## STATED GOAL
Pull each line holding "выполнении" out of the entries below.

::: DATA SUPPLIED

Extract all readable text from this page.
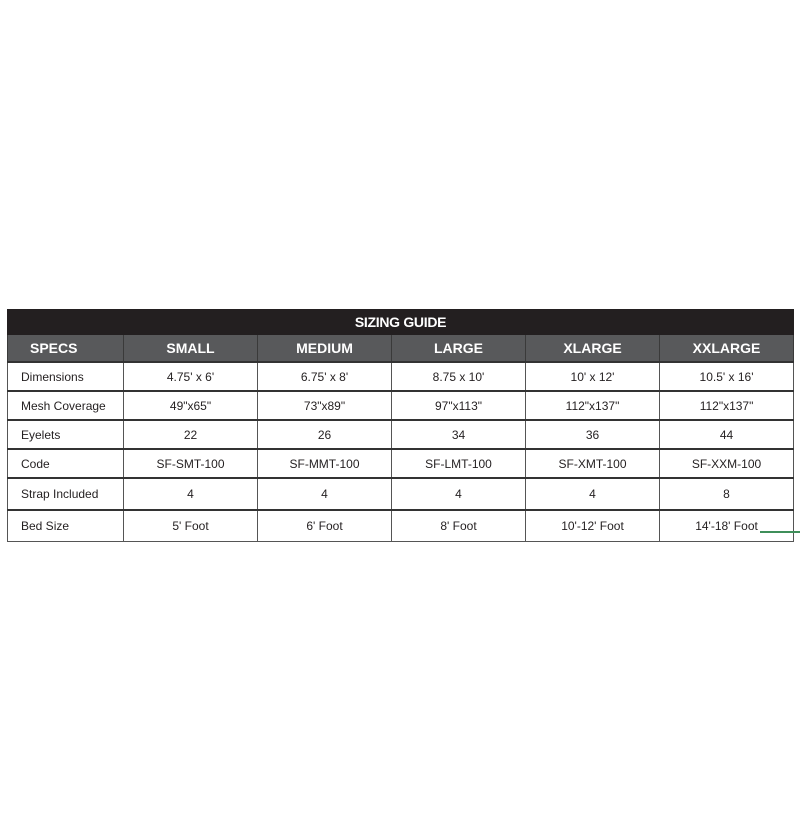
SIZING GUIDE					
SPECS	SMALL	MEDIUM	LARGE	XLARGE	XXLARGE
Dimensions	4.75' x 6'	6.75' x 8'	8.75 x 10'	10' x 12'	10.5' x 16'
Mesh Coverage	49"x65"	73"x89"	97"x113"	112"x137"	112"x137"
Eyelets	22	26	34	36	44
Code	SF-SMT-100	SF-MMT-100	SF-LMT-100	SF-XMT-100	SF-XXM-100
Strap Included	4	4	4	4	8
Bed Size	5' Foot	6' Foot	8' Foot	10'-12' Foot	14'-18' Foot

::::::
::: DATA SUPPLIED

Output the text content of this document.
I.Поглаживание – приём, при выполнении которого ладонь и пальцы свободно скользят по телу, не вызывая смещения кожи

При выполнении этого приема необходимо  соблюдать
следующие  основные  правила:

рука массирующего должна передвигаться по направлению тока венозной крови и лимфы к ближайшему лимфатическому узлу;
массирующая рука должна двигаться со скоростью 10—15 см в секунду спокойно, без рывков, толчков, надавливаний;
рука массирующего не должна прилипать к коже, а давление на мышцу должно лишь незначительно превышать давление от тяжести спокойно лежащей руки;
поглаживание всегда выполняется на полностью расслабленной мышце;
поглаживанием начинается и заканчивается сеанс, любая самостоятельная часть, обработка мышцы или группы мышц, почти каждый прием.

::::::

## TASK OUTPUT
I.Поглаживание – приём, при выполнении которого ладонь и пальцы свободно скользят по телу, не вызывая смещения кожи
При выполнении этого приема необходимо  соблюдать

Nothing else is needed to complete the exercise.